» **Task prompt**
Below is a block of records; repeat each one exactly.

Records:
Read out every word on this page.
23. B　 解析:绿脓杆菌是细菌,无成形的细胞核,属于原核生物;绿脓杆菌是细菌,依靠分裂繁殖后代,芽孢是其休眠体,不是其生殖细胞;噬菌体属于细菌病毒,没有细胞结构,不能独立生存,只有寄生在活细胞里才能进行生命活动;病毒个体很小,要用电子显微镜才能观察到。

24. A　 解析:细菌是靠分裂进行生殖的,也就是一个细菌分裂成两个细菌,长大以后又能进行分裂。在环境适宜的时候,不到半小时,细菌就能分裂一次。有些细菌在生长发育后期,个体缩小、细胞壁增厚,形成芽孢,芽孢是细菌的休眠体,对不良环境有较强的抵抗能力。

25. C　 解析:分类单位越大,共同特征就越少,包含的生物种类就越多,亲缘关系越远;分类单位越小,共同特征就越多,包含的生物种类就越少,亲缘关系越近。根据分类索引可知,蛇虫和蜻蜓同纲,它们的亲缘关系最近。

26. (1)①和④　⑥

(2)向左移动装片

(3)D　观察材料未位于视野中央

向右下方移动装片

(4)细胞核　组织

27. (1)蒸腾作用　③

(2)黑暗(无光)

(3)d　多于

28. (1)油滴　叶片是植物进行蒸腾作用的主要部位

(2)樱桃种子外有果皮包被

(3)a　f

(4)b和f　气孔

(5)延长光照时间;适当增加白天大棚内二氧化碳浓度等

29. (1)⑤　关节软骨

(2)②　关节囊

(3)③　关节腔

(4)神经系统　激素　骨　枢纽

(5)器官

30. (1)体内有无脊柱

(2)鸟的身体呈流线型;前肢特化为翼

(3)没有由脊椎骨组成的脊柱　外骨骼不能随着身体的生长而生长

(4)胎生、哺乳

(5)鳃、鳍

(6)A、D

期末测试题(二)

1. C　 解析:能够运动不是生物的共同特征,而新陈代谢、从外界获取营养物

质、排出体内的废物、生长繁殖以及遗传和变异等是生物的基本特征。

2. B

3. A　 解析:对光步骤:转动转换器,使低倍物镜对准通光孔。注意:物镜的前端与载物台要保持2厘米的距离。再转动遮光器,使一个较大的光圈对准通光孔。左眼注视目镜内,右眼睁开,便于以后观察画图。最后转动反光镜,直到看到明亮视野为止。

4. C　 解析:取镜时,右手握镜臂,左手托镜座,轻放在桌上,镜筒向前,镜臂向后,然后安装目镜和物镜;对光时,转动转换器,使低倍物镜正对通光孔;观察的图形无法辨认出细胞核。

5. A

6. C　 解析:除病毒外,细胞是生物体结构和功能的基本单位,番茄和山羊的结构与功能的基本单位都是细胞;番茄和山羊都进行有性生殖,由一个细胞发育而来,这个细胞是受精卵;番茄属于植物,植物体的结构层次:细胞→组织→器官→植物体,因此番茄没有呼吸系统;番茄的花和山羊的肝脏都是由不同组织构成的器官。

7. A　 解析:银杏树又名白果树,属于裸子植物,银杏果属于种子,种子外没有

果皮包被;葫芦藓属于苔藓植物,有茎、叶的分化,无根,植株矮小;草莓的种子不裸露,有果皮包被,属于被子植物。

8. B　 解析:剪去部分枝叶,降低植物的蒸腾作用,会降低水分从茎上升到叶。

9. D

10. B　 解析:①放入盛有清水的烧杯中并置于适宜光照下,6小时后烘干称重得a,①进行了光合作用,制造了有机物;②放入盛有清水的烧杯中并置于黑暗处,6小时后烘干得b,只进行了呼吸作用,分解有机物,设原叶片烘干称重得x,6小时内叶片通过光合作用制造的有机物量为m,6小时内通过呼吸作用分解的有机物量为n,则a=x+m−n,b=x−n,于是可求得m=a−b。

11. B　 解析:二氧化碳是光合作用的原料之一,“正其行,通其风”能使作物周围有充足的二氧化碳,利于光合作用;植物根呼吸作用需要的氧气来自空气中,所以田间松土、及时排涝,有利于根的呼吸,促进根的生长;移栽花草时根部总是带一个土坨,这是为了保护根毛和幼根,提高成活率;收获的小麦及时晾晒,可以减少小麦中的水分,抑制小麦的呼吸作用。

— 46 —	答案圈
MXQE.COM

» **Reply**
Read out every word on this page.
23. B　 解析:绿脓杆菌是细菌,无成形的细胞核,属于原核生物;绿脓杆菌是细菌,依靠分裂繁殖后代,芽孢是其休眠体,不是其生殖细胞;噬菌体属于细菌病毒,没有细胞结构,不能独立生存,只有寄生在活细胞里才能进行生命活动;病毒个体很小,要用电子显微镜才能观察到。

24. A　 解析:细菌是靠分裂进行生殖的,也就是一个细菌分裂成两个细菌,长大以后又能进行分裂。在环境适宜的时候,不到半小时,细菌就能分裂一次。有些细菌在生长发育后期,个体缩小、细胞壁增厚,形成芽孢,芽孢是细菌的休眠体,对不良环境有较强的抵抗能力。

25. C　 解析:分类单位越大,共同特征就越少,包含的生物种类就越多,亲缘关系越远;分类单位越小,共同特征就越多,包含的生物种类就越少,亲缘关系越近。根据分类索引可知,蛇虫和蜻蜓同纲,它们的亲缘关系最近。

26. (1)①和④　⑥

(2)向左移动装片

(3)D　观察材料未位于视野中央

向右下方移动装片

(4)细胞核　组织

27. (1)蒸腾作用　③

(2)黑暗(无光)

(3)d　多于

28. (1)油滴　叶片是植物进行蒸腾作用的主要部位

(2)樱桃种子外有果皮包被

(3)a　f

(4)b和f　气孔

(5)延长光照时间;适当增加白天大棚内二氧化碳浓度等

29. (1)⑤　关节软骨

(2)②　关节囊

(3)③　关节腔

(4)神经系统　激素　骨　枢纽

(5)器官

30. (1)体内有无脊柱

(2)鸟的身体呈流线型;前肢特化为翼

(3)没有由脊椎骨组成的脊柱　外骨骼不能随着身体的生长而生长

(4)胎生、哺乳

(5)鳃、鳍

(6)A、D

期末测试题(二)

1. C　 解析:能够运动不是生物的共同特征,而新陈代谢、从外界获取营养物

质、排出体内的废物、生长繁殖以及遗传和变异等是生物的基本特征。

2. B

3. A　 解析:对光步骤:转动转换器,使低倍物镜对准通光孔。注意:物镜的前端与载物台要保持2厘米的距离。再转动遮光器,使一个较大的光圈对准通光孔。左眼注视目镜内,右眼睁开,便于以后观察画图。最后转动反光镜,直到看到明亮视野为止。

4. C　 解析:取镜时,右手握镜臂,左手托镜座,轻放在桌上,镜筒向前,镜臂向后,然后安装目镜和物镜;对光时,转动转换器,使低倍物镜正对通光孔;观察的图形无法辨认出细胞核。

5. A

6. C　 解析:除病毒外,细胞是生物体结构和功能的基本单位,番茄和山羊的结构与功能的基本单位都是细胞;番茄和山羊都进行有性生殖,由一个细胞发育而来,这个细胞是受精卵;番茄属于植物,植物体的结构层次:细胞→组织→器官→植物体,因此番茄没有呼吸系统;番茄的花和山羊的肝脏都是由不同组织构成的器官。

7. A　 解析:银杏树又名白果树,属于裸子植物,银杏果属于种子,种子外没有

果皮包被;葫芦藓属于苔藓植物,有茎、叶的分化,无根,植株矮小;草莓的种子不裸露,有果皮包被,属于被子植物。

8. B　 解析:剪去部分枝叶,降低植物的蒸腾作用,会降低水分从茎上升到叶。

9. D

10. B　 解析:①放入盛有清水的烧杯中并置于适宜光照下,6小时后烘干称重得a,①进行了光合作用,制造了有机物;②放入盛有清水的烧杯中并置于黑暗处,6小时后烘干得b,只进行了呼吸作用,分解有机物,设原叶片烘干称重得x,6小时内叶片通过光合作用制造的有机物量为m,6小时内通过呼吸作用分解的有机物量为n,则a=x+m−n,b=x−n,于是可求得m=a−b。

11. B　 解析:二氧化碳是光合作用的原料之一,“正其行,通其风”能使作物周围有充足的二氧化碳,利于光合作用;植物根呼吸作用需要的氧气来自空气中,所以田间松土、及时排涝,有利于根的呼吸,促进根的生长;移栽花草时根部总是带一个土坨,这是为了保护根毛和幼根,提高成活率;收获的小麦及时晾晒,可以减少小麦中的水分,抑制小麦的呼吸作用。

— 46 —	答案圈
MXQE.COM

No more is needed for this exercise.